-- Begin --
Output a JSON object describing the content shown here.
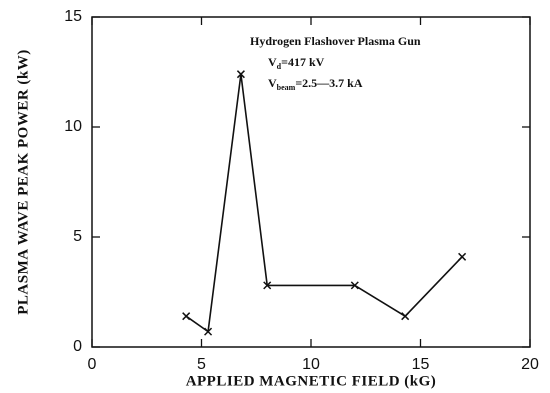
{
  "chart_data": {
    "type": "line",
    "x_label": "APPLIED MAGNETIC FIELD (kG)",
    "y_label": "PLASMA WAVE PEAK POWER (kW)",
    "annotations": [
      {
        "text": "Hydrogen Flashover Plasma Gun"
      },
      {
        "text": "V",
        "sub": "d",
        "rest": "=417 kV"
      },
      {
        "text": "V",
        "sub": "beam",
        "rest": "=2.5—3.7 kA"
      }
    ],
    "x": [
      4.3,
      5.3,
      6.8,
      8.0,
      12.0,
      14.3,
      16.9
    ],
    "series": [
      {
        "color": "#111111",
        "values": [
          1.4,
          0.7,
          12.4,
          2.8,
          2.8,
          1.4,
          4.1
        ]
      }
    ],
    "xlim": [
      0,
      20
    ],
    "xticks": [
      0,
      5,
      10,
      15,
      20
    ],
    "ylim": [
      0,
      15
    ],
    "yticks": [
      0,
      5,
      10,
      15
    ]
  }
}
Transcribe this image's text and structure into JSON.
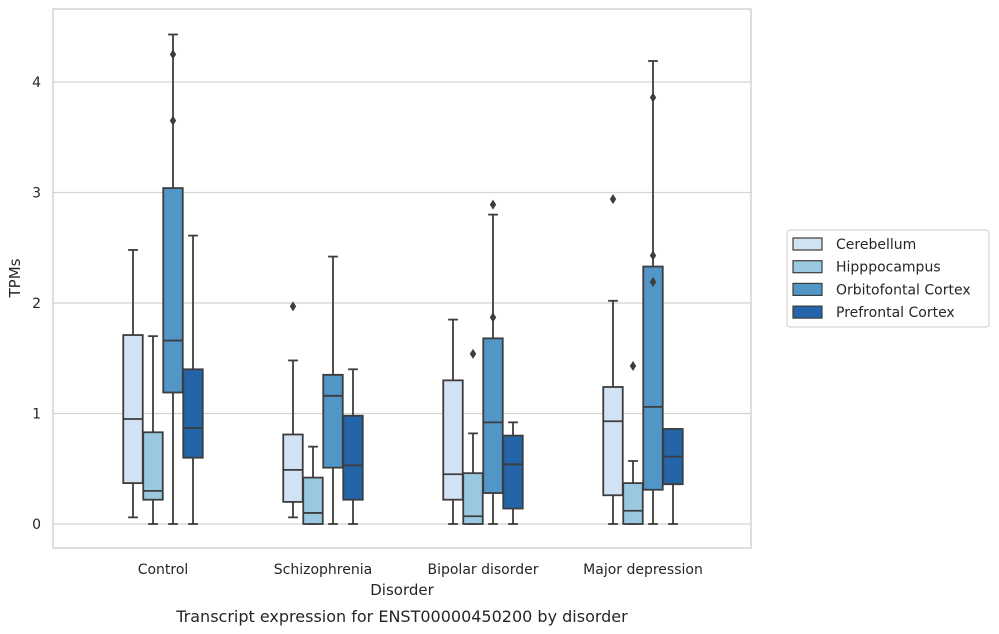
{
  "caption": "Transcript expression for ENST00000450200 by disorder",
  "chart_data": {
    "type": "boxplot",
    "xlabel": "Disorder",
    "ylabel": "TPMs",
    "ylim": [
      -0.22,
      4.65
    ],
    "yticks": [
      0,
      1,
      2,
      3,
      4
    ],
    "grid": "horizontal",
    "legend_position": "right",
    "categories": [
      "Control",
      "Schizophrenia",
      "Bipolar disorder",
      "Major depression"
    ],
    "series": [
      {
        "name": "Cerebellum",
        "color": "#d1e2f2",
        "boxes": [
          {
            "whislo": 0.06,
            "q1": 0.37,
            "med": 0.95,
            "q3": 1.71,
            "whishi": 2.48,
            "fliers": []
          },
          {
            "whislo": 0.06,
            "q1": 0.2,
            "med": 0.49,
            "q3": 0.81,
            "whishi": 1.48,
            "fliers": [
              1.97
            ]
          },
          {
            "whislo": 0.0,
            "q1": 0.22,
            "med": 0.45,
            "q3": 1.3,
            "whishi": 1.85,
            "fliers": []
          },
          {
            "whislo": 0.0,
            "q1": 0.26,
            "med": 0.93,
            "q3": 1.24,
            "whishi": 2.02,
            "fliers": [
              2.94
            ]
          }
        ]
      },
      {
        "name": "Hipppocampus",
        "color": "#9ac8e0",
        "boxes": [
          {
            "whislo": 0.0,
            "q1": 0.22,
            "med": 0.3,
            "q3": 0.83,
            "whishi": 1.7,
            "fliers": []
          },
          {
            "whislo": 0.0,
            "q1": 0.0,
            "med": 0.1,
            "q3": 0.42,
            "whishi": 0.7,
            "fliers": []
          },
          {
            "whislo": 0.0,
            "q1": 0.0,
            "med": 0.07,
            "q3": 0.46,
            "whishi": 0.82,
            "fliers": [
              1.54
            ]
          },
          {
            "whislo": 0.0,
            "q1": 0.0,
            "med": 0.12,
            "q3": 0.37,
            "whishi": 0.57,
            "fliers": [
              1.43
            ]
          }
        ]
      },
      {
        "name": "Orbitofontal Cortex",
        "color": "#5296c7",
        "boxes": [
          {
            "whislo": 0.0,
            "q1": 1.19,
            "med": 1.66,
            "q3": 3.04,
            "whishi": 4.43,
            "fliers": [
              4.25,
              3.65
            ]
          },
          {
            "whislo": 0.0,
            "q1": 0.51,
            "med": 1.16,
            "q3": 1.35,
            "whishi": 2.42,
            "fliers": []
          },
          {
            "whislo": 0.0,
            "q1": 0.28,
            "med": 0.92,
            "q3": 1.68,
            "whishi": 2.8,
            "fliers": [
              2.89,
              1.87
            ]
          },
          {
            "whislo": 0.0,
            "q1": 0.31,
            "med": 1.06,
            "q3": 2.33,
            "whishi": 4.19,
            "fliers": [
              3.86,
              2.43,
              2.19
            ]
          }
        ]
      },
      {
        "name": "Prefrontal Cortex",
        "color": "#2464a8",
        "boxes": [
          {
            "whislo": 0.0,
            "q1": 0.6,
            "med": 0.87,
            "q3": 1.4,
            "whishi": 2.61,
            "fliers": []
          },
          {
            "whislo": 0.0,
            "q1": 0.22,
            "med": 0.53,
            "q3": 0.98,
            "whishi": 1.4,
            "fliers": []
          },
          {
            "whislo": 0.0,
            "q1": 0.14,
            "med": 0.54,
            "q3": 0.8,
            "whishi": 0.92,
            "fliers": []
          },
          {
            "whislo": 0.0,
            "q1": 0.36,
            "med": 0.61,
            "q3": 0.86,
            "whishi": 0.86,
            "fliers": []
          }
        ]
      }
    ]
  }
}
-- End --
-- Begin --
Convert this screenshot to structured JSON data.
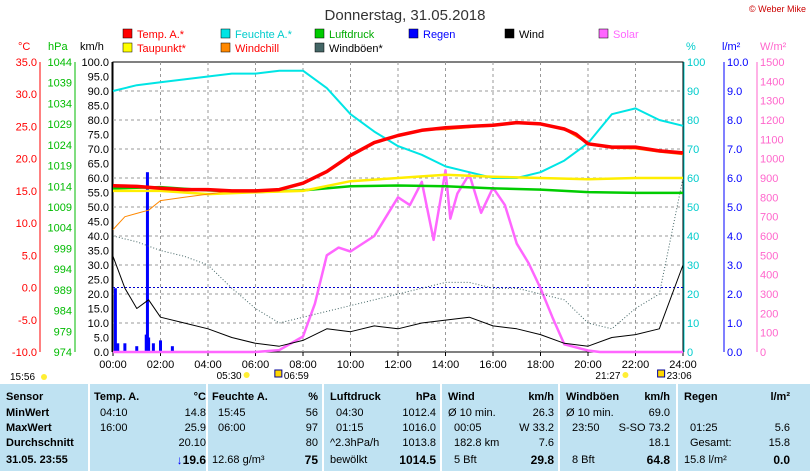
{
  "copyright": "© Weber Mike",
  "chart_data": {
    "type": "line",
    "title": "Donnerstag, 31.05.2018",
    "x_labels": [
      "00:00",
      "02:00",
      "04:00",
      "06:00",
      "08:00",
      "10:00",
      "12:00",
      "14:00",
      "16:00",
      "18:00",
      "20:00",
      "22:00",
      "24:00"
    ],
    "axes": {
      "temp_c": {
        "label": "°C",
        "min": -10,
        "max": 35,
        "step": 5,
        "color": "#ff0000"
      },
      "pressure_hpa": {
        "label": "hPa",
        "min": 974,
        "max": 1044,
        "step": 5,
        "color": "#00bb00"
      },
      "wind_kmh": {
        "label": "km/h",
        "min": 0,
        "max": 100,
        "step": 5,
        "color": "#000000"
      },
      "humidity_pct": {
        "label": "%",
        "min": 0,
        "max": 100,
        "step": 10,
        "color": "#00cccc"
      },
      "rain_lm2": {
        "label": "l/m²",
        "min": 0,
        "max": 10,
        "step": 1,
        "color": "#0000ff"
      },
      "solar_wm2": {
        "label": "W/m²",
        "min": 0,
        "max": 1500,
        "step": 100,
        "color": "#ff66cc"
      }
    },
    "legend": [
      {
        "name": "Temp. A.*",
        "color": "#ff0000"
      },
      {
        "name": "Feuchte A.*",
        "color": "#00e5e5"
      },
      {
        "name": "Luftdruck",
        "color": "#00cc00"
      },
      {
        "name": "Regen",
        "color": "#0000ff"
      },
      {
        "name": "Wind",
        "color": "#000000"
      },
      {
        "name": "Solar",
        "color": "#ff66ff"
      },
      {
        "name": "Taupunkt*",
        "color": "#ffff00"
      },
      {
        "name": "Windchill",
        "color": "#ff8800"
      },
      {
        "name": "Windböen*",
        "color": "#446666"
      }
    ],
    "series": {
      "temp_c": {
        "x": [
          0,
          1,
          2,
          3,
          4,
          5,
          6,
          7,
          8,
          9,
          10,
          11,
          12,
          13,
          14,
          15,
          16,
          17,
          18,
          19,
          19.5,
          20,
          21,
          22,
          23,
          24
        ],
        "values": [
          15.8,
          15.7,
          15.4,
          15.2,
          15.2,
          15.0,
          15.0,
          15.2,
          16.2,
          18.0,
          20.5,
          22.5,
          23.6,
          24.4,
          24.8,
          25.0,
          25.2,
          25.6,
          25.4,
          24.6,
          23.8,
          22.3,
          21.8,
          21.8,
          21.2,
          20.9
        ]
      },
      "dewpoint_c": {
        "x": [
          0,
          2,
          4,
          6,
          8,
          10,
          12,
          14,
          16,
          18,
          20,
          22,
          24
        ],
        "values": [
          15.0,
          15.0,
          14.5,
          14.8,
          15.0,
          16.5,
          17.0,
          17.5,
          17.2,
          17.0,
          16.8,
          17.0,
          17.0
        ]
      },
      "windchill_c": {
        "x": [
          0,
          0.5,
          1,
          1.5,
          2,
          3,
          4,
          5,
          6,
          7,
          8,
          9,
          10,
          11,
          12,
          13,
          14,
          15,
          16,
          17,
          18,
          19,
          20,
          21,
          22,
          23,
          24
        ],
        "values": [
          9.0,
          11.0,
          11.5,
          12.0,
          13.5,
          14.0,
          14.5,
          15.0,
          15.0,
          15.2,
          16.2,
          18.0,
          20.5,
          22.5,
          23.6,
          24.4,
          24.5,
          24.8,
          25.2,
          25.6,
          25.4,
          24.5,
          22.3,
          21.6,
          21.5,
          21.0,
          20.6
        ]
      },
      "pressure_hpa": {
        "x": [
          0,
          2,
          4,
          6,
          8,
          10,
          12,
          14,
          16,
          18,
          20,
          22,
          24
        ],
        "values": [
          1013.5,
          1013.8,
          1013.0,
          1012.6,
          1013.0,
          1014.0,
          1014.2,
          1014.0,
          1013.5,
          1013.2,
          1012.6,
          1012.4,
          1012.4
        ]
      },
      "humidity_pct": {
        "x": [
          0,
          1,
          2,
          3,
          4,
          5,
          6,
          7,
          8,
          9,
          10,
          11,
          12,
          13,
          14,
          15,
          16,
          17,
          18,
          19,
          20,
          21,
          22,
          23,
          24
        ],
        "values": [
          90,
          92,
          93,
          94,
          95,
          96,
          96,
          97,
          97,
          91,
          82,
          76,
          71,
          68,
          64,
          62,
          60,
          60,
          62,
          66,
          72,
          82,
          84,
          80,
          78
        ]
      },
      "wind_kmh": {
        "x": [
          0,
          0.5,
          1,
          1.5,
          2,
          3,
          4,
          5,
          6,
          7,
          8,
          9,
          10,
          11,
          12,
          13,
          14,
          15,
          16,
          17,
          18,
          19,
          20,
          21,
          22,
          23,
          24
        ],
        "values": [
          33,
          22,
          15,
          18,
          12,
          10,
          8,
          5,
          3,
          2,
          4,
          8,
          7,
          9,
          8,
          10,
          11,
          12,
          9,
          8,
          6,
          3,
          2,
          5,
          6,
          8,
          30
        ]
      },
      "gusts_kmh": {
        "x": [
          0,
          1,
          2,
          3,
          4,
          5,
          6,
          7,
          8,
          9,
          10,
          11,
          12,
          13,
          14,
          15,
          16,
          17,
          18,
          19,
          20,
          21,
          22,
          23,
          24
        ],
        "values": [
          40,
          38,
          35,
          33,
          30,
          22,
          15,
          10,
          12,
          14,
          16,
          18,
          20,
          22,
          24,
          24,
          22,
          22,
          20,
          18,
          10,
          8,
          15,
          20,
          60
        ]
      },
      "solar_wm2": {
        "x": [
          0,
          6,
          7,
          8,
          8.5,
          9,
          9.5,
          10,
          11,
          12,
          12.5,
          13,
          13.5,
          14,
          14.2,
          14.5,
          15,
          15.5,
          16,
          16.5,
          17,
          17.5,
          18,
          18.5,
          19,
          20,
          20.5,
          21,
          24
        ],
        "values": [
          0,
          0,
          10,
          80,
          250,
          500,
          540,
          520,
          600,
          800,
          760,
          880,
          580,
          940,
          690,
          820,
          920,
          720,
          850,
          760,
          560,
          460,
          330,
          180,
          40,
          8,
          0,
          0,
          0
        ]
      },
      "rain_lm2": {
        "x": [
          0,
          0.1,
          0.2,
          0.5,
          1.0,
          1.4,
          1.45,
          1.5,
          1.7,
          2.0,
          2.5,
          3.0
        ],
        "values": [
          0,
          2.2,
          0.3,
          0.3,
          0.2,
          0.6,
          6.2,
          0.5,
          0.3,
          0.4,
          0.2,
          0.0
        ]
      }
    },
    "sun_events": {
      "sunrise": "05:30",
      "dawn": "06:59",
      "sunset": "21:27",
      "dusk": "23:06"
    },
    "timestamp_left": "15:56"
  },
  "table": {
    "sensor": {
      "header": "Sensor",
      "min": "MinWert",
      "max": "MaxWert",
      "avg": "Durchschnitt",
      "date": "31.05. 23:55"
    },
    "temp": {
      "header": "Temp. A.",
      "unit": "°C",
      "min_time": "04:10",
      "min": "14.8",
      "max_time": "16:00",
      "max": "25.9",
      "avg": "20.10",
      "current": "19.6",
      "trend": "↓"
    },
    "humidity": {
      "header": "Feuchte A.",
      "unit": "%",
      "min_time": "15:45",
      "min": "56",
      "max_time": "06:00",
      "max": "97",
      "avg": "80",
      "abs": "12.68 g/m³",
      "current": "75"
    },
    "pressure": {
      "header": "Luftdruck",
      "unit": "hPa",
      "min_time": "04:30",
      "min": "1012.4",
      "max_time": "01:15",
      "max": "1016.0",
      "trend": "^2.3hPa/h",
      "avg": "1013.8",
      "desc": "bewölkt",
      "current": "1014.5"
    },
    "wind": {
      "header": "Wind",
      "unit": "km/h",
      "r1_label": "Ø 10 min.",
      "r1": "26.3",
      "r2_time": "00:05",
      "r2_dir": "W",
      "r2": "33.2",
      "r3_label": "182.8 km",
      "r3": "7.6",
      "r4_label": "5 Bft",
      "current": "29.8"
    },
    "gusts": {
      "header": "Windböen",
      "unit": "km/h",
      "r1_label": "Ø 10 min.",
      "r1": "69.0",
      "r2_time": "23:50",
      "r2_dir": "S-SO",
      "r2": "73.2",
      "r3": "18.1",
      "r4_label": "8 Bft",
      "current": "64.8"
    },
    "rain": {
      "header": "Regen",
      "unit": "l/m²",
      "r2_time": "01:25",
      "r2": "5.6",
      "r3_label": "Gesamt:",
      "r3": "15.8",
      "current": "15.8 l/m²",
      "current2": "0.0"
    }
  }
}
-- End --
-- Begin --
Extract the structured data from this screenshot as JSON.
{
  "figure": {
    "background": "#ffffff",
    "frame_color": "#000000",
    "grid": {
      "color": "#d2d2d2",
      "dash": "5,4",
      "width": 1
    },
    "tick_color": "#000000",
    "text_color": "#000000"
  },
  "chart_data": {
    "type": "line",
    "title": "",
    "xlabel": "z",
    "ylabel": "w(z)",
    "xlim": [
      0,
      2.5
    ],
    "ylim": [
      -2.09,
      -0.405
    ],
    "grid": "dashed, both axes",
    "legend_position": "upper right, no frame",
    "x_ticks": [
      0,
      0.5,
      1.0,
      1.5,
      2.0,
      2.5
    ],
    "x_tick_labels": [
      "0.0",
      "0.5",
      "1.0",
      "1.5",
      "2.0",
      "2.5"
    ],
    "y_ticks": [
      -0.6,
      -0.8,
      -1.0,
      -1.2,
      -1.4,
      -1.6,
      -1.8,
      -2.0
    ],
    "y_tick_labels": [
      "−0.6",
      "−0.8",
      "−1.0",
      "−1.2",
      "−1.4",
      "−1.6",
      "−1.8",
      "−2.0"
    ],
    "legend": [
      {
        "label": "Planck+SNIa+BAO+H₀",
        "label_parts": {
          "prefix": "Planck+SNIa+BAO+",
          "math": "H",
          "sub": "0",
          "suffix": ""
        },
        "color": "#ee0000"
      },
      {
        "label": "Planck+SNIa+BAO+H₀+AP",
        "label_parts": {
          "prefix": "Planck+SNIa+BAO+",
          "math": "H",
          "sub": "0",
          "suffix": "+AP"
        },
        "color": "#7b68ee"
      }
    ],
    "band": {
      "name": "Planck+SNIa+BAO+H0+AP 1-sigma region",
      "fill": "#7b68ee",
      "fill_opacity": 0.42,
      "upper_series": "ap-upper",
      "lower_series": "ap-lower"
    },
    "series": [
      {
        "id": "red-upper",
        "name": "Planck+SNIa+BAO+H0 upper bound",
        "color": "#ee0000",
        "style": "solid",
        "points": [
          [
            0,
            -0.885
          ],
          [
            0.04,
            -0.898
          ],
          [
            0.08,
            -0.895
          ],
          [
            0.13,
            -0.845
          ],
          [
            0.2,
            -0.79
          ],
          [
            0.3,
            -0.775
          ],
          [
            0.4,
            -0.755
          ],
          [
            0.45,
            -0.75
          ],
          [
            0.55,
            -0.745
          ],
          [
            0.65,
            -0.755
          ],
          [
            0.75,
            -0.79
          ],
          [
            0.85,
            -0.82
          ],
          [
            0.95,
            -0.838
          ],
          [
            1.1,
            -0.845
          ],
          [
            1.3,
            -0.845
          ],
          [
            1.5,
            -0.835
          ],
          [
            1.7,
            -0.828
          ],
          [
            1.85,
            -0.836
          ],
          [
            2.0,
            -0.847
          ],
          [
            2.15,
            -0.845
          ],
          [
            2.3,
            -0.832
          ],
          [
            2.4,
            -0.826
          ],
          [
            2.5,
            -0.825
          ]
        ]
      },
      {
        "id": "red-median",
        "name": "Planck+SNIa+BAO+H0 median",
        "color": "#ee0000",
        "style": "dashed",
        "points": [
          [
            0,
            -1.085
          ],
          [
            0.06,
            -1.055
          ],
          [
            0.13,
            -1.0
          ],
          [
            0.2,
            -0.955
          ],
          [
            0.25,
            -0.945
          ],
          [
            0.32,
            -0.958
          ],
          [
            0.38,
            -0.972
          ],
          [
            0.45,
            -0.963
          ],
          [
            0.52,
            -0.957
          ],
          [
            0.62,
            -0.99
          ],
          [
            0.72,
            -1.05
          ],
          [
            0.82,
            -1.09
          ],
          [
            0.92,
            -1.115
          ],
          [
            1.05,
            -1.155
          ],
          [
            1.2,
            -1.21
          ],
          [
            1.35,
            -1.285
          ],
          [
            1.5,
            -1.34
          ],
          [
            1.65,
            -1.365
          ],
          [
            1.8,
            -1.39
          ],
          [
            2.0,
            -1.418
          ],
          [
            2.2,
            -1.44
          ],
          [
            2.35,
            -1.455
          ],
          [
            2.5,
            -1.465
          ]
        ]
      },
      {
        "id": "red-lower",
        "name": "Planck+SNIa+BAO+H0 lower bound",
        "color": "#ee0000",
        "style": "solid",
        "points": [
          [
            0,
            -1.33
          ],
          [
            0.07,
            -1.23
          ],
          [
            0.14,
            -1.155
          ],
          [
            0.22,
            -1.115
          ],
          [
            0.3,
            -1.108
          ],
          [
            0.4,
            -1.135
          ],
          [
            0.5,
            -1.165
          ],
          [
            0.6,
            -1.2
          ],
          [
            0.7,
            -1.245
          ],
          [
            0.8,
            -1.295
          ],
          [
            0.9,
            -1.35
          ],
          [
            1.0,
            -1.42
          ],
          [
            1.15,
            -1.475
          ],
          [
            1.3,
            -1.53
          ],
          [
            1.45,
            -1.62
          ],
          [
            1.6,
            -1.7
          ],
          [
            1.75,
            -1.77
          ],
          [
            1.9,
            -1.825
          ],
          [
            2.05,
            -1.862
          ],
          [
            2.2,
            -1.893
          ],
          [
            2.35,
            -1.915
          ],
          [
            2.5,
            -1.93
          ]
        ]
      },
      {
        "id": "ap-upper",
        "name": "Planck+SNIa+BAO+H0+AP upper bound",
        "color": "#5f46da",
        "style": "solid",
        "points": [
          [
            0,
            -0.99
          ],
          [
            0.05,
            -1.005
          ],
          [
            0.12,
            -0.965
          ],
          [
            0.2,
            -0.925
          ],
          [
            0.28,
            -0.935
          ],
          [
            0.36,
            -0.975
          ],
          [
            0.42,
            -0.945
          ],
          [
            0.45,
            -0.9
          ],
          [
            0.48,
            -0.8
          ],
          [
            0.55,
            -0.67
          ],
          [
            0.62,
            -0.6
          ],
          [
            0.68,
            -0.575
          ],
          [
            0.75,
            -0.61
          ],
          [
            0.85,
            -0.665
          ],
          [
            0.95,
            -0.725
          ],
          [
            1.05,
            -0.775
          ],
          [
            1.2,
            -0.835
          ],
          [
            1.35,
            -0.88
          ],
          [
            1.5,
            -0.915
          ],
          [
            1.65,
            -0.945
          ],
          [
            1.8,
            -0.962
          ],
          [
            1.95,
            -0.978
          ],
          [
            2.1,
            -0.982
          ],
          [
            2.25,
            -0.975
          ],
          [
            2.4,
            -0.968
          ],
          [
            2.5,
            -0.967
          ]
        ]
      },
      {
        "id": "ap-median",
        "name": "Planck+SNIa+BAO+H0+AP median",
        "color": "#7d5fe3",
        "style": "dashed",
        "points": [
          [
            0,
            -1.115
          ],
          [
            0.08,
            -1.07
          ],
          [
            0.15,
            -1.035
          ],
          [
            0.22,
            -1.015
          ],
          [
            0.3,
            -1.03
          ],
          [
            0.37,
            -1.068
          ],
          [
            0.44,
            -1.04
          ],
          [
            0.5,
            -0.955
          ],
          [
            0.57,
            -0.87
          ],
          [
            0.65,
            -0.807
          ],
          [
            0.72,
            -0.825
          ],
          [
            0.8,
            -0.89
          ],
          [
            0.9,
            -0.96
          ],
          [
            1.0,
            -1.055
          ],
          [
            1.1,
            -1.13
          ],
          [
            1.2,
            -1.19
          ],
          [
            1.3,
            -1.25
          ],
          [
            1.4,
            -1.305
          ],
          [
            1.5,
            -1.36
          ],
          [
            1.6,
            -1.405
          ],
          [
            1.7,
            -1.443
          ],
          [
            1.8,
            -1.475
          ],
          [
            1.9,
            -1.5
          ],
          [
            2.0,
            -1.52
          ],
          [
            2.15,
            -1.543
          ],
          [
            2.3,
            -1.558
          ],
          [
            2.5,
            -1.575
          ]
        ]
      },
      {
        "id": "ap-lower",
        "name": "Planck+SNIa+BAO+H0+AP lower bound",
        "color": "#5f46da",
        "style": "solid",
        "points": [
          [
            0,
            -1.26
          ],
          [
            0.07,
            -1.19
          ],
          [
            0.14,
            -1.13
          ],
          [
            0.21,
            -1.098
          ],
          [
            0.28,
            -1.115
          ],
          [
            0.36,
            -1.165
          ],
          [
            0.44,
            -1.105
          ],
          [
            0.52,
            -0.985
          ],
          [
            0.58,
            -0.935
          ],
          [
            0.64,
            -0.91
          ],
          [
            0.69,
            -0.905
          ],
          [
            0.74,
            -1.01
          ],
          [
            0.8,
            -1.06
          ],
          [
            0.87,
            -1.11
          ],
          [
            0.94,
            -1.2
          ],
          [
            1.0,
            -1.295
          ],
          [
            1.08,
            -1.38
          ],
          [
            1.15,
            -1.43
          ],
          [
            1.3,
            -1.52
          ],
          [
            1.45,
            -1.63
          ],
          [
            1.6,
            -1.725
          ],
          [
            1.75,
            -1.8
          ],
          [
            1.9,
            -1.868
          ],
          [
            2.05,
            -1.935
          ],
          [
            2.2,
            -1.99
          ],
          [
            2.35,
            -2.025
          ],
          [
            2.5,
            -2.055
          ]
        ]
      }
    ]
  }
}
-- End --
WHAT TO PRODUCE: Using the entries above, find all lines with "bound". Copy them.

COMPLETE ANSWER:
        "name": "Planck+SNIa+BAO+H0 upper bound",
        "name": "Planck+SNIa+BAO+H0 lower bound",
        "name": "Planck+SNIa+BAO+H0+AP upper bound",
        "name": "Planck+SNIa+BAO+H0+AP lower bound",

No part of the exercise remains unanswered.